→ DATASET CONTENT
++++++++++

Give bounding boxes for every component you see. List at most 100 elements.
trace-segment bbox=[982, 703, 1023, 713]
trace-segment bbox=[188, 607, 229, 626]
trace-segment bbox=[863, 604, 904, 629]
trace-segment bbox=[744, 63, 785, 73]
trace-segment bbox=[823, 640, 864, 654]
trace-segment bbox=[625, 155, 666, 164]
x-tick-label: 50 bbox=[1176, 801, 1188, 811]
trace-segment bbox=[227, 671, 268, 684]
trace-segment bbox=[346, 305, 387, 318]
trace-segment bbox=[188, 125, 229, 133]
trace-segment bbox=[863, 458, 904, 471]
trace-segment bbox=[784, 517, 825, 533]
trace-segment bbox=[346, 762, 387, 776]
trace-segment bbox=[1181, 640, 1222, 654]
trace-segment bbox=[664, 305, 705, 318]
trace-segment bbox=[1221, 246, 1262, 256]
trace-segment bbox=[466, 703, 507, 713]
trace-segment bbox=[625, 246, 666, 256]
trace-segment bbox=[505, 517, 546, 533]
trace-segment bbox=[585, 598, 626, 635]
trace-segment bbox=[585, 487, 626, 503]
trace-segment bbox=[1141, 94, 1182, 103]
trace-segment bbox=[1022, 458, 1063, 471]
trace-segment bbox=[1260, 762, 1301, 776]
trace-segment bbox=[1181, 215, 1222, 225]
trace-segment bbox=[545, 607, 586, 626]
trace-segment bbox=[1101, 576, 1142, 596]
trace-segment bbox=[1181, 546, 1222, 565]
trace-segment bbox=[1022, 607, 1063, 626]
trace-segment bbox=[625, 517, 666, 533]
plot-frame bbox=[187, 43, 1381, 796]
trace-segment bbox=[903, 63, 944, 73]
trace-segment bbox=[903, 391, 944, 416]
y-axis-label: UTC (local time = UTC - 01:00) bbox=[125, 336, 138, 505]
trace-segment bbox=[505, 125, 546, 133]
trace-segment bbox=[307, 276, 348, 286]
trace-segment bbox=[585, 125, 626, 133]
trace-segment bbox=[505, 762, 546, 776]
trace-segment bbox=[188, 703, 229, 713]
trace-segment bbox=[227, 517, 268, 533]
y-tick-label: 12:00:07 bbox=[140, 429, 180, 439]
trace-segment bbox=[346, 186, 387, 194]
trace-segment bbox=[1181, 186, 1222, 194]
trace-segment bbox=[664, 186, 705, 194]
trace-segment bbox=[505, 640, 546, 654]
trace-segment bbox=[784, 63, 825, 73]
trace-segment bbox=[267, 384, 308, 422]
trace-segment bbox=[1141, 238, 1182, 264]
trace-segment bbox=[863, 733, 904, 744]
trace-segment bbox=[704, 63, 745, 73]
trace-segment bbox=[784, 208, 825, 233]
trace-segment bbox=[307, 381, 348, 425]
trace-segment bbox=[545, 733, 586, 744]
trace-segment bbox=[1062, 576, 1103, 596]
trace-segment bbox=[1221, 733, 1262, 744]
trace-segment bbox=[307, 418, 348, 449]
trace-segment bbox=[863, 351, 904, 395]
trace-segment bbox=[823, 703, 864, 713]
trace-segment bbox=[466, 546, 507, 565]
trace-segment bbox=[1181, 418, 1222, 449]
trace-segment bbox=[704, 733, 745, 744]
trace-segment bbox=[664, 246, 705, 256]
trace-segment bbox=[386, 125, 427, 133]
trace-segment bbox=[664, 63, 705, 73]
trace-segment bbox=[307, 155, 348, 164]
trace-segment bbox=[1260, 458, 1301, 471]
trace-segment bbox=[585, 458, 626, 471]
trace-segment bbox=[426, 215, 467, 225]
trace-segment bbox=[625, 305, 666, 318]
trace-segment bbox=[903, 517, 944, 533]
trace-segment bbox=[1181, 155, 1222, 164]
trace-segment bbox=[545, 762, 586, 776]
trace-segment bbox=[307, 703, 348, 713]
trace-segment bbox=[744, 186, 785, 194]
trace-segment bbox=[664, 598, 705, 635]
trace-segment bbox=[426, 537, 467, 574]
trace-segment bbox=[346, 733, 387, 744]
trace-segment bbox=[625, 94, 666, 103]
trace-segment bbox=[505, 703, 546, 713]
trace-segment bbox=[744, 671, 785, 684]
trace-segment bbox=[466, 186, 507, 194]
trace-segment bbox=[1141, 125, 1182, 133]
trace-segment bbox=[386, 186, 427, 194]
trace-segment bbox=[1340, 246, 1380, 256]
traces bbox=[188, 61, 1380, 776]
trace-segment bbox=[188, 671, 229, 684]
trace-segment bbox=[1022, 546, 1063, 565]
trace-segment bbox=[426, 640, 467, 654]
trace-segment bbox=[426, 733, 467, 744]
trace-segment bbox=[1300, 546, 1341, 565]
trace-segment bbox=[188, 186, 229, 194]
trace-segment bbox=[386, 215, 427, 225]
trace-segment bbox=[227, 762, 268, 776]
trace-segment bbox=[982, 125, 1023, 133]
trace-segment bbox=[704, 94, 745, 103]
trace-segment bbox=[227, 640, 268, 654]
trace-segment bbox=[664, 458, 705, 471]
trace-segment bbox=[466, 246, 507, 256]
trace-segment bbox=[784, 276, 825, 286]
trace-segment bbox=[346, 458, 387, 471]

++++++++++

→ SHORT TASK
Copy the material word for word, everything from its first line down to the line containing "trace-segment bbox=[585, 487, 626, 503]", including both of those lines.

→ SOLUTION FOR THIS PROBLEM
Give bounding boxes for every component you see. List at most 100 elements.
trace-segment bbox=[982, 703, 1023, 713]
trace-segment bbox=[188, 607, 229, 626]
trace-segment bbox=[863, 604, 904, 629]
trace-segment bbox=[744, 63, 785, 73]
trace-segment bbox=[823, 640, 864, 654]
trace-segment bbox=[625, 155, 666, 164]
x-tick-label: 50 bbox=[1176, 801, 1188, 811]
trace-segment bbox=[227, 671, 268, 684]
trace-segment bbox=[346, 305, 387, 318]
trace-segment bbox=[188, 125, 229, 133]
trace-segment bbox=[863, 458, 904, 471]
trace-segment bbox=[784, 517, 825, 533]
trace-segment bbox=[346, 762, 387, 776]
trace-segment bbox=[1181, 640, 1222, 654]
trace-segment bbox=[664, 305, 705, 318]
trace-segment bbox=[1221, 246, 1262, 256]
trace-segment bbox=[466, 703, 507, 713]
trace-segment bbox=[625, 246, 666, 256]
trace-segment bbox=[505, 517, 546, 533]
trace-segment bbox=[585, 598, 626, 635]
trace-segment bbox=[585, 487, 626, 503]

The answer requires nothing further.